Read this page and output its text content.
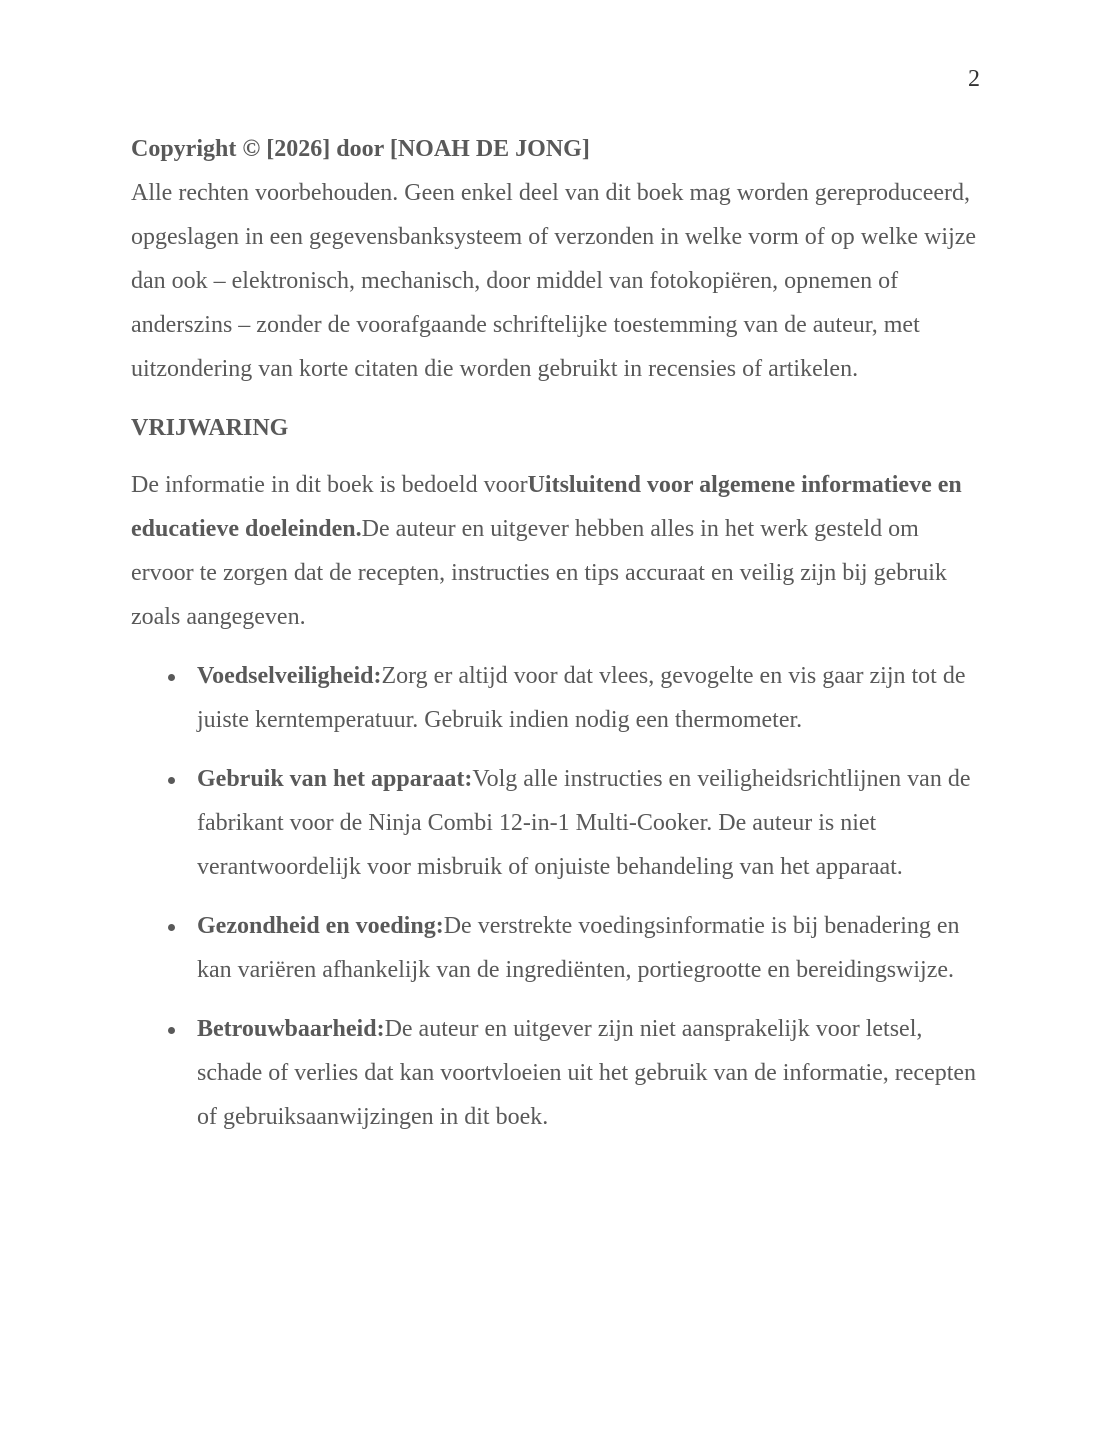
2

Copyright © [2026] door [NOAH DE JONG]

Alle rechten voorbehouden. Geen enkel deel van dit boek mag worden gereproduceerd, opgeslagen in een gegevensbanksysteem of verzonden in welke vorm of op welke wijze dan ook – elektronisch, mechanisch, door middel van fotokopiëren, opnemen of anderszins – zonder de voorafgaande schriftelijke toestemming van de auteur, met uitzondering van korte citaten die worden gebruikt in recensies of artikelen.

VRIJWARING

De informatie in dit boek is bedoeld voorUitsluitend voor algemene informatieve en educatieve doeleinden.De auteur en uitgever hebben alles in het werk gesteld om ervoor te zorgen dat de recepten, instructies en tips accuraat en veilig zijn bij gebruik zoals aangegeven.

Voedselveiligheid:Zorg er altijd voor dat vlees, gevogelte en vis gaar zijn tot de juiste kerntemperatuur. Gebruik indien nodig een thermometer.
Gebruik van het apparaat:Volg alle instructies en veiligheidsrichtlijnen van de fabrikant voor de Ninja Combi 12-in-1 Multi-Cooker. De auteur is niet verantwoordelijk voor misbruik of onjuiste behandeling van het apparaat.
Gezondheid en voeding:De verstrekte voedingsinformatie is bij benadering en kan variëren afhankelijk van de ingrediënten, portiegrootte en bereidingswijze.
Betrouwbaarheid:De auteur en uitgever zijn niet aansprakelijk voor letsel, schade of verlies dat kan voortvloeien uit het gebruik van de informatie, recepten of gebruiksaanwijzingen in dit boek.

* What the task asks
Go through the listing above and list every line that has the word "niet".

* Solution for this problem
Gebruik van het apparaat:Volg alle instructies en veiligheidsrichtlijnen van de fabrikant voor de Ninja Combi 12-in-1 Multi-Cooker. De auteur is niet verantwoordelijk voor misbruik of onjuiste behandeling van het apparaat.
Betrouwbaarheid:De auteur en uitgever zijn niet aansprakelijk voor letsel, schade of verlies dat kan voortvloeien uit het gebruik van de informatie, recepten of gebruiksaanwijzingen in dit boek.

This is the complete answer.